* _Task directions_: Each line of the material must be repeated precisely, with the pictures left out.

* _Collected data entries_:
>>>>
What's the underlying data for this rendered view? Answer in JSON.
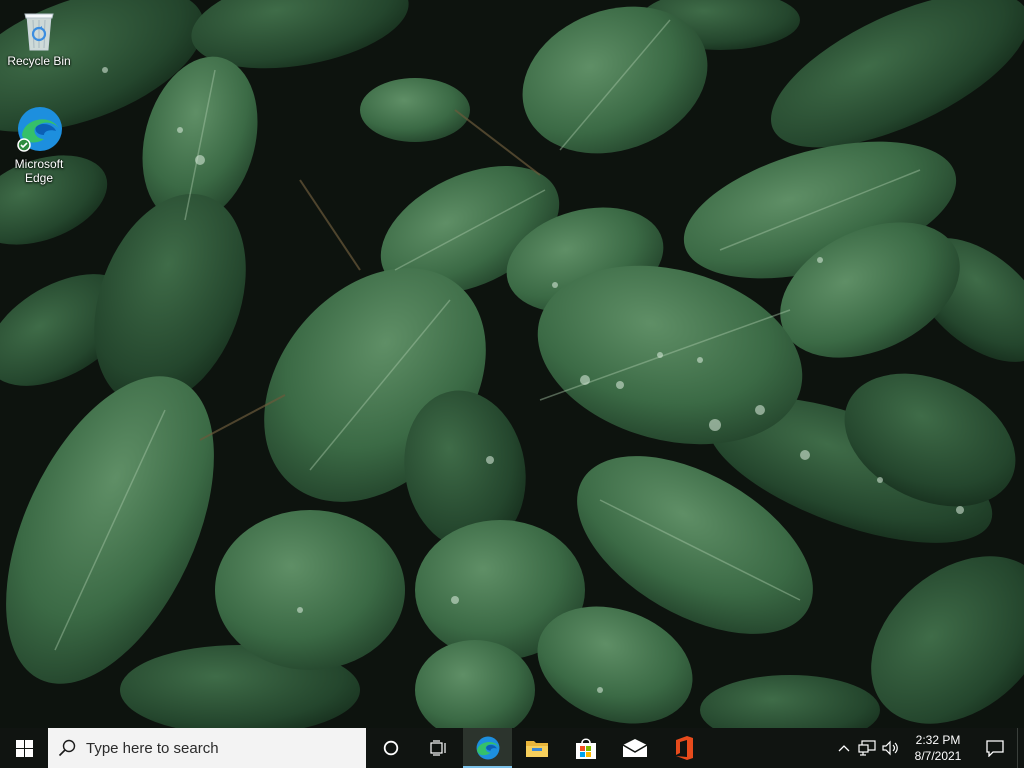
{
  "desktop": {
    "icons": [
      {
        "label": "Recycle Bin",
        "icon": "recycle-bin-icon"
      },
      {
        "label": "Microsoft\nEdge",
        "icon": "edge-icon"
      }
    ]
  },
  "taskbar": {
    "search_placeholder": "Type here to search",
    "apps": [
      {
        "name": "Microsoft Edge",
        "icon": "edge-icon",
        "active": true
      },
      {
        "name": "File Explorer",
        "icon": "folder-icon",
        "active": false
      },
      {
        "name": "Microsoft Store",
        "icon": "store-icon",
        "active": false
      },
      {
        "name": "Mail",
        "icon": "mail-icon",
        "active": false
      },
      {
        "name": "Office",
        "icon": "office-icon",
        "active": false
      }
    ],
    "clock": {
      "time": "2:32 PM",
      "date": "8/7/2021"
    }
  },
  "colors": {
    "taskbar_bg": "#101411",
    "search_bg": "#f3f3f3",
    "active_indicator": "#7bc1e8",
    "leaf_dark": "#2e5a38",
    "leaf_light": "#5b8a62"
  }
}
<<<<
* _Expected output_:
What's the underlying data for this rendered view? Answer in JSON.
{
  "desktop": {
    "icons": [
      {
        "label": "Recycle Bin",
        "icon": "recycle-bin-icon"
      },
      {
        "label": "Microsoft\nEdge",
        "icon": "edge-icon"
      }
    ]
  },
  "taskbar": {
    "search_placeholder": "Type here to search",
    "apps": [
      {
        "name": "Microsoft Edge",
        "icon": "edge-icon",
        "active": true
      },
      {
        "name": "File Explorer",
        "icon": "folder-icon",
        "active": false
      },
      {
        "name": "Microsoft Store",
        "icon": "store-icon",
        "active": false
      },
      {
        "name": "Mail",
        "icon": "mail-icon",
        "active": false
      },
      {
        "name": "Office",
        "icon": "office-icon",
        "active": false
      }
    ],
    "clock": {
      "time": "2:32 PM",
      "date": "8/7/2021"
    }
  },
  "colors": {
    "taskbar_bg": "#101411",
    "search_bg": "#f3f3f3",
    "active_indicator": "#7bc1e8",
    "leaf_dark": "#2e5a38",
    "leaf_light": "#5b8a62"
  }
}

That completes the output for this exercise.